::: DATA ROWS

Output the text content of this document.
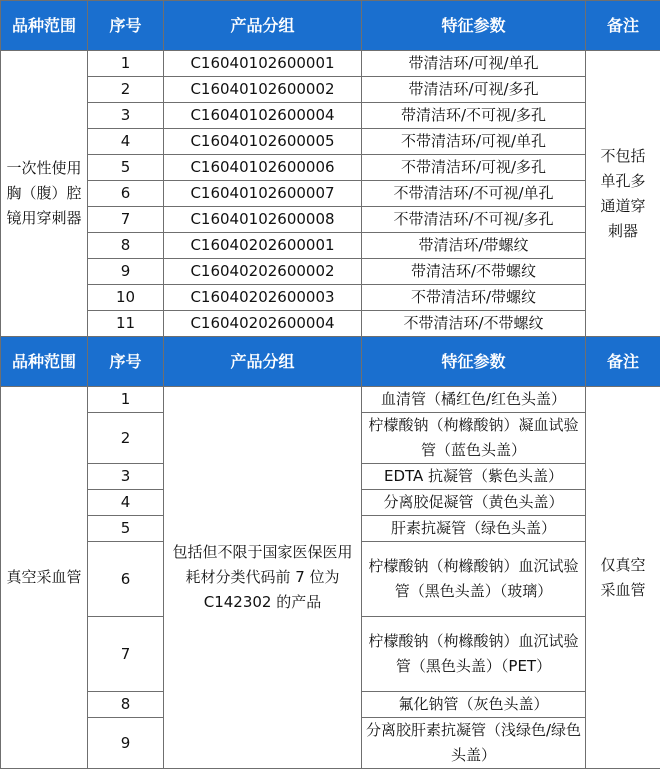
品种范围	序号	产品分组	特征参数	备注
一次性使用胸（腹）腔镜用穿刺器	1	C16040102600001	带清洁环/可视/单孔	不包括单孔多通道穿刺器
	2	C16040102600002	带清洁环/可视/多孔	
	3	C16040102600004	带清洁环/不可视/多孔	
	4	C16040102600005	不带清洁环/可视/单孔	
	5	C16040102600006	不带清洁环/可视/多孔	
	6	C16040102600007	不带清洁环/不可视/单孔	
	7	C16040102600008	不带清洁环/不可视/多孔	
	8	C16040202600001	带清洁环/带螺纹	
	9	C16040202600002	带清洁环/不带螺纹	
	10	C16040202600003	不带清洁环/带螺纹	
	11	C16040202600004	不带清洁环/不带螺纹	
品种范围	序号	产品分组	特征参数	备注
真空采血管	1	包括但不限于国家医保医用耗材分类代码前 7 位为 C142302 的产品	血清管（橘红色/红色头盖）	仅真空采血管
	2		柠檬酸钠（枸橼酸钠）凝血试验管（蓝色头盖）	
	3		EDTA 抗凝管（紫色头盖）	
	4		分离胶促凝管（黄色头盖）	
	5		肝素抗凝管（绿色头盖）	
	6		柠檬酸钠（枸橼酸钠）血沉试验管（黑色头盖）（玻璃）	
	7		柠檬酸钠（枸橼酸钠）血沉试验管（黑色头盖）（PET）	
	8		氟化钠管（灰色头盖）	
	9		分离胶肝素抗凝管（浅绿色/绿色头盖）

::::::

WHAT IS REQUIRED —
Without the pictures, write out every entry precisely as it appears.

WRITTEN SOLUTION —
Output the text content of this document.
品种范围	序号	产品分组	特征参数	备注
一次性使用胸（腹）腔镜用穿刺器	1	C16040102600001	带清洁环/可视/单孔	不包括单孔多通道穿刺器
	2	C16040102600002	带清洁环/可视/多孔	
	3	C16040102600004	带清洁环/不可视/多孔	
	4	C16040102600005	不带清洁环/可视/单孔	
	5	C16040102600006	不带清洁环/可视/多孔	
	6	C16040102600007	不带清洁环/不可视/单孔	
	7	C16040102600008	不带清洁环/不可视/多孔	
	8	C16040202600001	带清洁环/带螺纹	
	9	C16040202600002	带清洁环/不带螺纹	
	10	C16040202600003	不带清洁环/带螺纹	
	11	C16040202600004	不带清洁环/不带螺纹	
品种范围	序号	产品分组	特征参数	备注
真空采血管	1	包括但不限于国家医保医用耗材分类代码前 7 位为 C142302 的产品	血清管（橘红色/红色头盖）	仅真空采血管
	2		柠檬酸钠（枸橼酸钠）凝血试验管（蓝色头盖）	
	3		EDTA 抗凝管（紫色头盖）	
	4		分离胶促凝管（黄色头盖）	
	5		肝素抗凝管（绿色头盖）	
	6		柠檬酸钠（枸橼酸钠）血沉试验管（黑色头盖）（玻璃）	
	7		柠檬酸钠（枸橼酸钠）血沉试验管（黑色头盖）（PET）	
	8		氟化钠管（灰色头盖）	
	9		分离胶肝素抗凝管（浅绿色/绿色头盖）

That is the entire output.